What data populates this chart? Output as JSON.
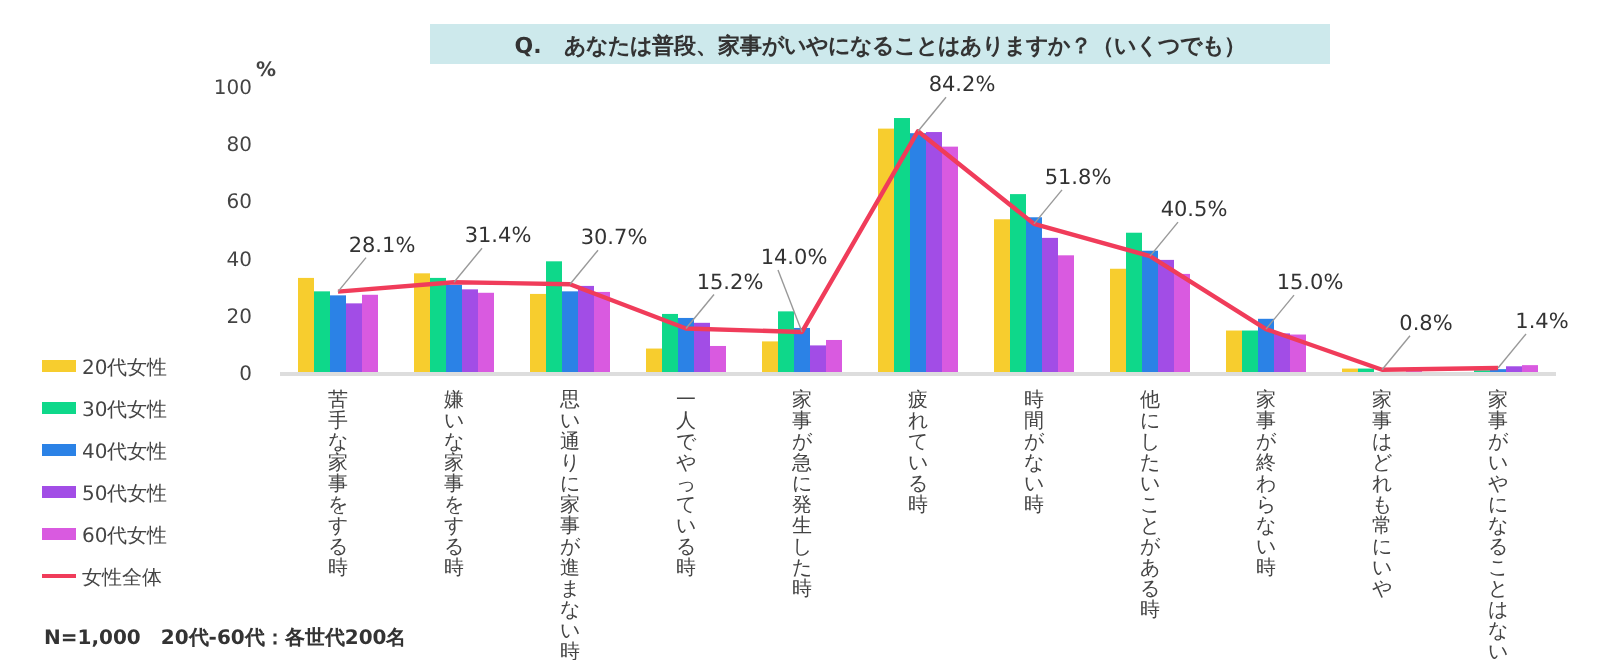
{
  "chart_data": {
    "type": "bar",
    "title": "Q.　あなたは普段、家事がいやになることはありますか？（いくつでも）",
    "ylabel": "%",
    "categories": [
      "苦手な家事をする時",
      "嫌いな家事をする時",
      "思い通りに家事が進まない時",
      "一人でやっている時",
      "家事が急に発生した時",
      "疲れている時",
      "時間がない時",
      "他にしたいことがある時",
      "家事が終わらない時",
      "家事はどれも常にいや",
      "家事がいやになることはない"
    ],
    "series": [
      {
        "name": "20代女性",
        "color": "#f7cd2e",
        "values": [
          32.9,
          34.5,
          27.3,
          8.2,
          10.7,
          85.1,
          53.4,
          36.1,
          14.5,
          1.2,
          null
        ]
      },
      {
        "name": "30代女性",
        "color": "#0ed88a",
        "values": [
          28.2,
          32.9,
          38.7,
          20.3,
          21.2,
          88.8,
          62.2,
          48.7,
          14.5,
          1.2,
          0.6
        ]
      },
      {
        "name": "40代女性",
        "color": "#2b82e6",
        "values": [
          26.8,
          30.5,
          28.2,
          18.9,
          15.4,
          83.5,
          54.1,
          42.4,
          18.6,
          null,
          1.0
        ]
      },
      {
        "name": "50代女性",
        "color": "#a24de6",
        "values": [
          24.0,
          28.9,
          30.1,
          17.2,
          9.3,
          83.9,
          46.9,
          39.2,
          13.5,
          null,
          2.0
        ]
      },
      {
        "name": "60代女性",
        "color": "#d95ae0",
        "values": [
          27.0,
          27.7,
          28.0,
          9.1,
          11.2,
          78.8,
          40.8,
          34.3,
          13.1,
          0.3,
          2.4
        ]
      },
      {
        "name": "女性全体",
        "color": "#f03c5a",
        "type": "line",
        "values": [
          28.1,
          31.4,
          30.7,
          15.2,
          14.0,
          84.2,
          51.8,
          40.5,
          15.0,
          0.8,
          1.4
        ],
        "value_labels": [
          "28.1%",
          "31.4%",
          "30.7%",
          "15.2%",
          "14.0%",
          "84.2%",
          "51.8%",
          "40.5%",
          "15.0%",
          "0.8%",
          "1.4%"
        ]
      }
    ],
    "ylim": [
      0,
      100
    ],
    "yticks": [
      0,
      20,
      40,
      60,
      80,
      100
    ],
    "grid": false,
    "legend": "left",
    "annotations": [
      "N=1,000　20代-60代：各世代200名"
    ]
  }
}
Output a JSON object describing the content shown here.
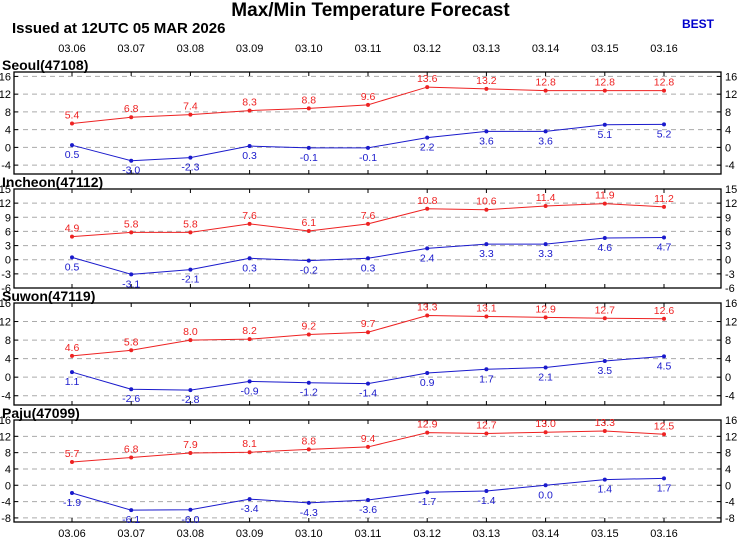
{
  "header": {
    "title": "Max/Min Temperature Forecast",
    "issued": "Issued at 12UTC 05 MAR 2026",
    "model": "BEST"
  },
  "colors": {
    "max": "#ee2222",
    "min": "#1a1acc",
    "grid": "#aaaaaa"
  },
  "chart_data": [
    {
      "type": "line",
      "title": "Seoul(47108)",
      "categories": [
        "03.06",
        "03.07",
        "03.08",
        "03.09",
        "03.10",
        "03.11",
        "03.12",
        "03.13",
        "03.14",
        "03.15",
        "03.16"
      ],
      "ylim": [
        -6,
        17
      ],
      "yticks": [
        16,
        12,
        8,
        4,
        0,
        -4
      ],
      "ytick_labels": [
        "16",
        "12",
        "8",
        "4",
        "0",
        "-4"
      ],
      "grid": true,
      "series": [
        {
          "values": [
            5.4,
            6.8,
            7.4,
            8.3,
            8.8,
            9.6,
            13.6,
            13.2,
            12.8,
            12.8,
            12.8
          ],
          "labels": [
            "5.4",
            "6.8",
            "7.4",
            "8.3",
            "8.8",
            "9.6",
            "13.6",
            "13.2",
            "12.8",
            "12.8",
            "12.8"
          ]
        },
        {
          "values": [
            0.5,
            -3.0,
            -2.3,
            0.3,
            -0.1,
            -0.1,
            2.2,
            3.6,
            3.6,
            5.1,
            5.2
          ],
          "labels": [
            "0.5",
            "-3.0",
            "-2.3",
            "0.3",
            "-0.1",
            "-0.1",
            "2.2",
            "3.6",
            "3.6",
            "5.1",
            "5.2"
          ]
        }
      ]
    },
    {
      "type": "line",
      "title": "Incheon(47112)",
      "categories": [
        "03.06",
        "03.07",
        "03.08",
        "03.09",
        "03.10",
        "03.11",
        "03.12",
        "03.13",
        "03.14",
        "03.15",
        "03.16"
      ],
      "ylim": [
        -6,
        15
      ],
      "yticks": [
        15,
        12,
        9,
        6,
        3,
        0,
        -3,
        -6
      ],
      "ytick_labels": [
        "15",
        "12",
        "9",
        "6",
        "3",
        "0",
        "-3",
        "-6"
      ],
      "grid": true,
      "series": [
        {
          "values": [
            4.9,
            5.8,
            5.8,
            7.6,
            6.1,
            7.6,
            10.8,
            10.6,
            11.4,
            11.9,
            11.2
          ],
          "labels": [
            "4.9",
            "5.8",
            "5.8",
            "7.6",
            "6.1",
            "7.6",
            "10.8",
            "10.6",
            "11.4",
            "11.9",
            "11.2"
          ]
        },
        {
          "values": [
            0.5,
            -3.1,
            -2.1,
            0.3,
            -0.2,
            0.3,
            2.4,
            3.3,
            3.3,
            4.6,
            4.7
          ],
          "labels": [
            "0.5",
            "-3.1",
            "-2.1",
            "0.3",
            "-0.2",
            "0.3",
            "2.4",
            "3.3",
            "3.3",
            "4.6",
            "4.7"
          ]
        }
      ]
    },
    {
      "type": "line",
      "title": "Suwon(47119)",
      "categories": [
        "03.06",
        "03.07",
        "03.08",
        "03.09",
        "03.10",
        "03.11",
        "03.12",
        "03.13",
        "03.14",
        "03.15",
        "03.16"
      ],
      "ylim": [
        -6,
        16
      ],
      "yticks": [
        16,
        12,
        8,
        4,
        0,
        -4
      ],
      "ytick_labels": [
        "16",
        "12",
        "8",
        "4",
        "0",
        "-4"
      ],
      "grid": true,
      "series": [
        {
          "values": [
            4.6,
            5.8,
            8.0,
            8.2,
            9.2,
            9.7,
            13.3,
            13.1,
            12.9,
            12.7,
            12.6
          ],
          "labels": [
            "4.6",
            "5.8",
            "8.0",
            "8.2",
            "9.2",
            "9.7",
            "13.3",
            "13.1",
            "12.9",
            "12.7",
            "12.6"
          ]
        },
        {
          "values": [
            1.1,
            -2.6,
            -2.8,
            -0.9,
            -1.2,
            -1.4,
            0.9,
            1.7,
            2.1,
            3.5,
            4.5
          ],
          "labels": [
            "1.1",
            "-2.6",
            "-2.8",
            "-0.9",
            "-1.2",
            "-1.4",
            "0.9",
            "1.7",
            "2.1",
            "3.5",
            "4.5"
          ]
        }
      ]
    },
    {
      "type": "line",
      "title": "Paju(47099)",
      "categories": [
        "03.06",
        "03.07",
        "03.08",
        "03.09",
        "03.10",
        "03.11",
        "03.12",
        "03.13",
        "03.14",
        "03.15",
        "03.16"
      ],
      "ylim": [
        -9,
        16
      ],
      "yticks": [
        16,
        12,
        8,
        4,
        0,
        -4,
        -8
      ],
      "ytick_labels": [
        "16",
        "12",
        "8",
        "4",
        "0",
        "-4",
        "-8"
      ],
      "grid": true,
      "series": [
        {
          "values": [
            5.7,
            6.8,
            7.9,
            8.1,
            8.8,
            9.4,
            12.9,
            12.7,
            13.0,
            13.3,
            12.5
          ],
          "labels": [
            "5.7",
            "6.8",
            "7.9",
            "8.1",
            "8.8",
            "9.4",
            "12.9",
            "12.7",
            "13.0",
            "13.3",
            "12.5"
          ]
        },
        {
          "values": [
            -1.9,
            -6.1,
            -6.0,
            -3.4,
            -4.3,
            -3.6,
            -1.7,
            -1.4,
            0.0,
            1.4,
            1.7
          ],
          "labels": [
            "-1.9",
            "-6.1",
            "-6.0",
            "-3.4",
            "-4.3",
            "-3.6",
            "-1.7",
            "-1.4",
            "0.0",
            "1.4",
            "1.7"
          ]
        }
      ]
    }
  ]
}
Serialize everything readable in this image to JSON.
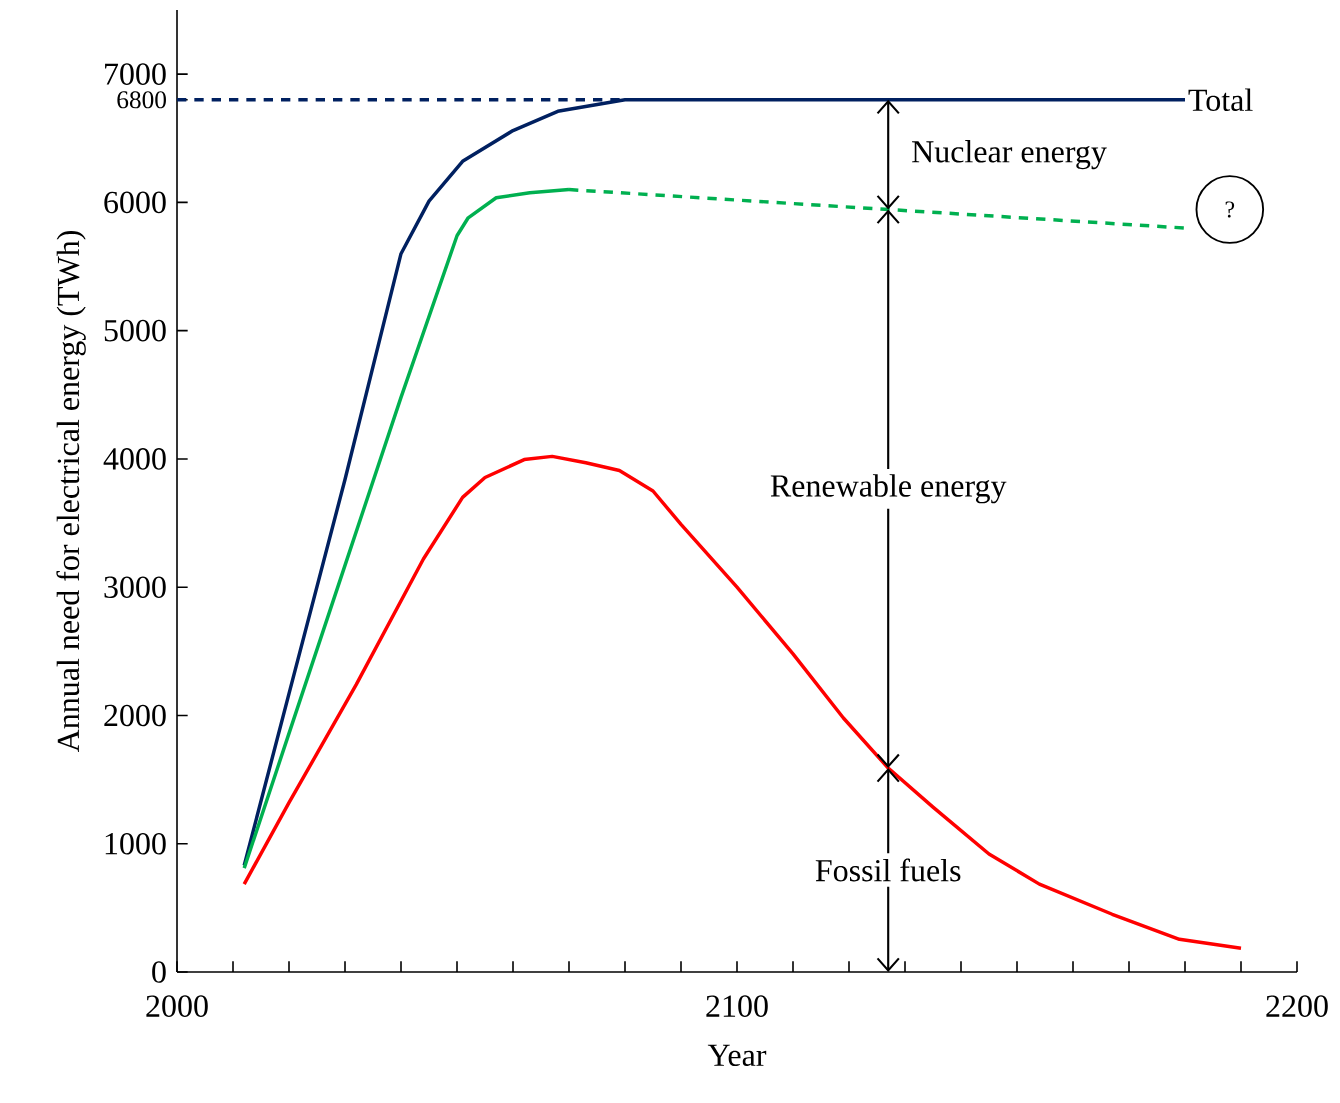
{
  "chart_data": {
    "type": "line",
    "xlabel": "Year",
    "ylabel": "Annual need for electrical energy (TWh)",
    "xlim": [
      2000,
      2200
    ],
    "ylim": [
      0,
      7500
    ],
    "xticks": [
      2000,
      {
        "value": 2010,
        "label": null
      },
      {
        "value": 2020,
        "label": null
      },
      {
        "value": 2030,
        "label": null
      },
      {
        "value": 2040,
        "label": null
      },
      {
        "value": 2050,
        "label": null
      },
      {
        "value": 2060,
        "label": null
      },
      {
        "value": 2070,
        "label": null
      },
      {
        "value": 2080,
        "label": null
      },
      {
        "value": 2090,
        "label": null
      },
      2100,
      {
        "value": 2110,
        "label": null
      },
      {
        "value": 2120,
        "label": null
      },
      {
        "value": 2130,
        "label": null
      },
      {
        "value": 2140,
        "label": null
      },
      {
        "value": 2150,
        "label": null
      },
      {
        "value": 2160,
        "label": null
      },
      {
        "value": 2170,
        "label": null
      },
      {
        "value": 2180,
        "label": null
      },
      {
        "value": 2190,
        "label": null
      },
      2200
    ],
    "yticks": [
      0,
      1000,
      2000,
      3000,
      4000,
      5000,
      6000,
      6800,
      7000
    ],
    "series": [
      {
        "name": "Total",
        "color": "#002060",
        "line_style": "solid",
        "x": [
          2012,
          2020,
          2030,
          2040,
          2045,
          2051,
          2060,
          2068,
          2080,
          2180
        ],
        "values": [
          830,
          2170,
          3840,
          5600,
          6010,
          6320,
          6560,
          6710,
          6800,
          6800
        ]
      },
      {
        "color": "#002060",
        "line_style": "dashed",
        "x": [
          2000,
          2080
        ],
        "values": [
          6800,
          6800
        ]
      },
      {
        "color": "#00b050",
        "line_style": "solid",
        "x": [
          2012,
          2020,
          2030,
          2040,
          2050,
          2052,
          2057,
          2063,
          2070
        ],
        "values": [
          810,
          1860,
          3170,
          4480,
          5740,
          5880,
          6036,
          6075,
          6100
        ]
      },
      {
        "color": "#00b050",
        "line_style": "dashed",
        "x": [
          2070,
          2180
        ],
        "values": [
          6100,
          5800
        ]
      },
      {
        "color": "#ff0000",
        "line_style": "solid",
        "x": [
          2012,
          2020,
          2032,
          2044,
          2051,
          2055,
          2062,
          2067,
          2073,
          2079,
          2085,
          2090,
          2100,
          2110,
          2119,
          2127,
          2135,
          2145,
          2154,
          2167,
          2179,
          2190
        ],
        "values": [
          685,
          1320,
          2240,
          3220,
          3700,
          3855,
          3995,
          4020,
          3970,
          3910,
          3750,
          3490,
          3000,
          2480,
          1980,
          1590,
          1285,
          920,
          685,
          450,
          255,
          185
        ]
      }
    ],
    "annotations": [
      "Nuclear energy",
      "Renewable energy",
      "Fossil fuels",
      "?"
    ]
  }
}
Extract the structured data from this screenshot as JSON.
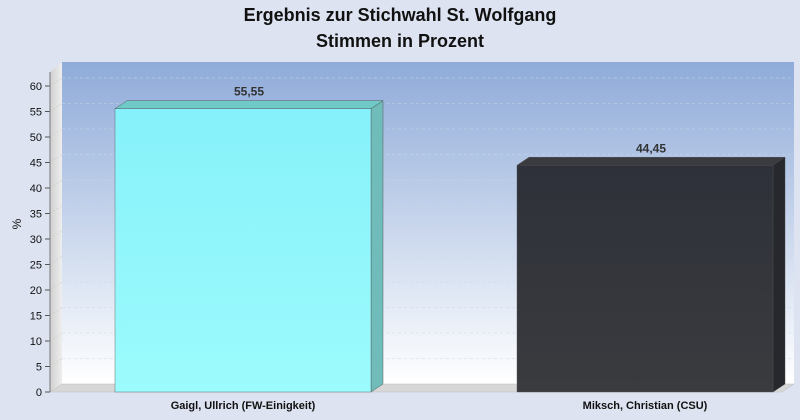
{
  "chart_data": {
    "type": "bar",
    "title": "Ergebnis zur Stichwahl St. Wolfgang",
    "subtitle": "Stimmen in Prozent",
    "ylabel": "%",
    "xlabel": "",
    "ylim": [
      0,
      65
    ],
    "yticks": [
      0,
      5,
      10,
      15,
      20,
      25,
      30,
      35,
      40,
      45,
      50,
      55,
      60
    ],
    "grid": true,
    "categories": [
      "Gaigl, Ullrich (FW-Einigkeit)",
      "Miksch, Christian (CSU)"
    ],
    "values": [
      55.55,
      44.45
    ],
    "value_labels": [
      "55,55",
      "44,45"
    ],
    "bar_colors": [
      "#8ff6fb",
      "#303239"
    ]
  }
}
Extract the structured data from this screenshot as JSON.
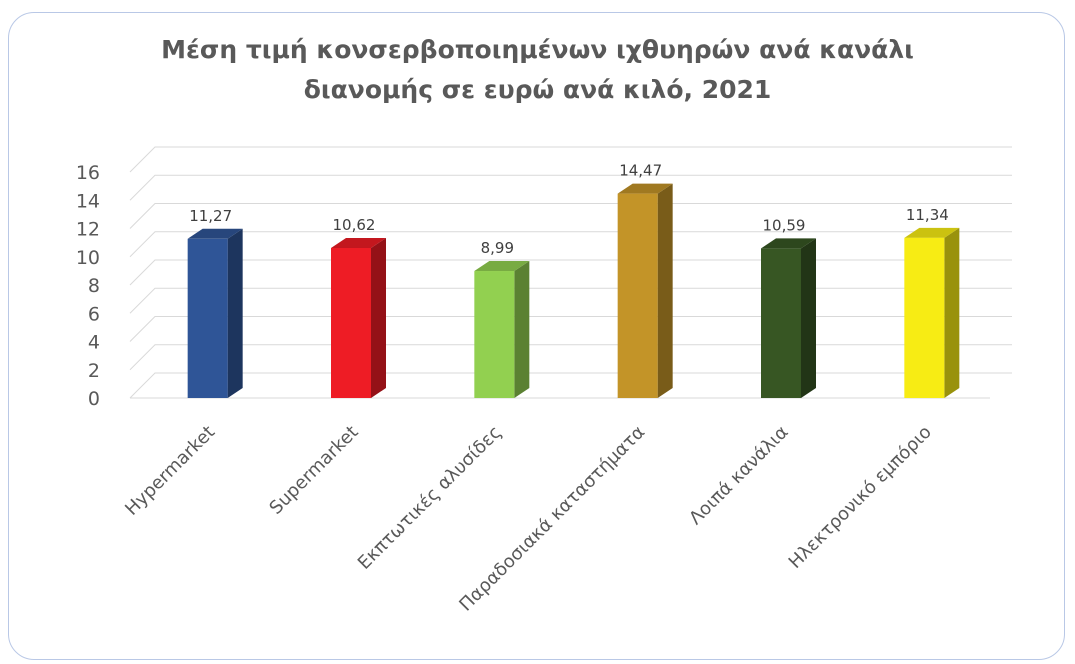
{
  "chart_data": {
    "type": "bar",
    "title_line1": "Μέση τιμή κονσερβοποιημένων ιχθυηρών ανά κανάλι",
    "title_line2": "διανομής σε ευρώ ανά κιλό, 2021",
    "categories": [
      "Hypermarket",
      "Supermarket",
      "Εκπτωτικές αλυσίδες",
      "Παραδοσιακά καταστήματα",
      "Λοιπά κανάλια",
      "Ηλεκτρονικό εμπόριο"
    ],
    "values": [
      11.27,
      10.62,
      8.99,
      14.47,
      10.59,
      11.34
    ],
    "value_labels": [
      "11,27",
      "10,62",
      "8,99",
      "14,47",
      "10,59",
      "11,34"
    ],
    "colors": [
      "#2f5597",
      "#ee1c25",
      "#92d050",
      "#c39428",
      "#375623",
      "#f7ec14"
    ],
    "yticks": [
      "0",
      "2",
      "4",
      "6",
      "8",
      "10",
      "12",
      "14",
      "16"
    ],
    "ylim": [
      0,
      16
    ],
    "grid": true,
    "style": "3d-column"
  }
}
━━━━━━━━━━━━━━━━━━━━
▸ **What you need to do**
Scan the records above for the string "Output", then select every line that holds it.

▸ **Completed task**
What data populates this chart? Output as JSON.
Output a JSON object describing the content shown here.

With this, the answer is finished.